Saved data entries
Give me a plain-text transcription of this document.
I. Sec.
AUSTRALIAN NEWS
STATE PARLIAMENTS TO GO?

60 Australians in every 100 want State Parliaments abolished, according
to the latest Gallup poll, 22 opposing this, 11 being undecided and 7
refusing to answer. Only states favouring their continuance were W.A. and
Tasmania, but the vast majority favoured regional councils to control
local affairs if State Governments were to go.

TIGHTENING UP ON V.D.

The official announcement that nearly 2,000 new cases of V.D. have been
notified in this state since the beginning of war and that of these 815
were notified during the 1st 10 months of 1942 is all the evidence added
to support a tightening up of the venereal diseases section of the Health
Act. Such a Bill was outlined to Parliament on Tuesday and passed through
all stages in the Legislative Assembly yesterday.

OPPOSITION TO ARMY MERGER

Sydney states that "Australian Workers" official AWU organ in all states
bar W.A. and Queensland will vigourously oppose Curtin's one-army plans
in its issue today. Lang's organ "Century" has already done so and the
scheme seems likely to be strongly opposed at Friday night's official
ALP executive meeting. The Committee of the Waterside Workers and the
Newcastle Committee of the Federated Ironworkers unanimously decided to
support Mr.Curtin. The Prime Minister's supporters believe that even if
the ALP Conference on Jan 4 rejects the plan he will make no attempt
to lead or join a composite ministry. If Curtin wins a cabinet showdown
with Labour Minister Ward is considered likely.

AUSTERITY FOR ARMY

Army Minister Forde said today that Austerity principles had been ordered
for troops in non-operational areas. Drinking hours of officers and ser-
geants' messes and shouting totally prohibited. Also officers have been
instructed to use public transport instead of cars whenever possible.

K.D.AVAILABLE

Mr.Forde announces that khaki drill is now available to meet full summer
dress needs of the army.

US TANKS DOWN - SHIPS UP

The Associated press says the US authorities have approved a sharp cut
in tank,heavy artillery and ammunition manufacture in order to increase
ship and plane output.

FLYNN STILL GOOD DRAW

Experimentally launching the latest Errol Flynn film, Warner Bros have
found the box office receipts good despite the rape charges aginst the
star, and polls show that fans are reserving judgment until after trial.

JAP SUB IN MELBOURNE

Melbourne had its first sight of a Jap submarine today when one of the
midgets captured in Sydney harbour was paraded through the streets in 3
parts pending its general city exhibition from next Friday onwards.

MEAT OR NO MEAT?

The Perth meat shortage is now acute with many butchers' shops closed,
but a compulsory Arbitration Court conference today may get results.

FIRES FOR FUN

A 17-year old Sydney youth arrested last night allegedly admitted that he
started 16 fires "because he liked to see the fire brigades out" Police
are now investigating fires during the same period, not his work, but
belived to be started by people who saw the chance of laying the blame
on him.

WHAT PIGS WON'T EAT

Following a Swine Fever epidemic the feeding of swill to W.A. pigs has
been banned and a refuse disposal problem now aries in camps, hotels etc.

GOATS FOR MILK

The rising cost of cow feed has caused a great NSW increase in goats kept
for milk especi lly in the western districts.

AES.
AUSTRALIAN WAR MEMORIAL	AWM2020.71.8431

*STATED PROBLEM*.
Search the data above for the word "Friday", then gather each line in which it appears.

*REPLY*.
scheme seems likely to be strongly opposed at Friday night's official
parts pending its general city exhibition from next Friday onwards.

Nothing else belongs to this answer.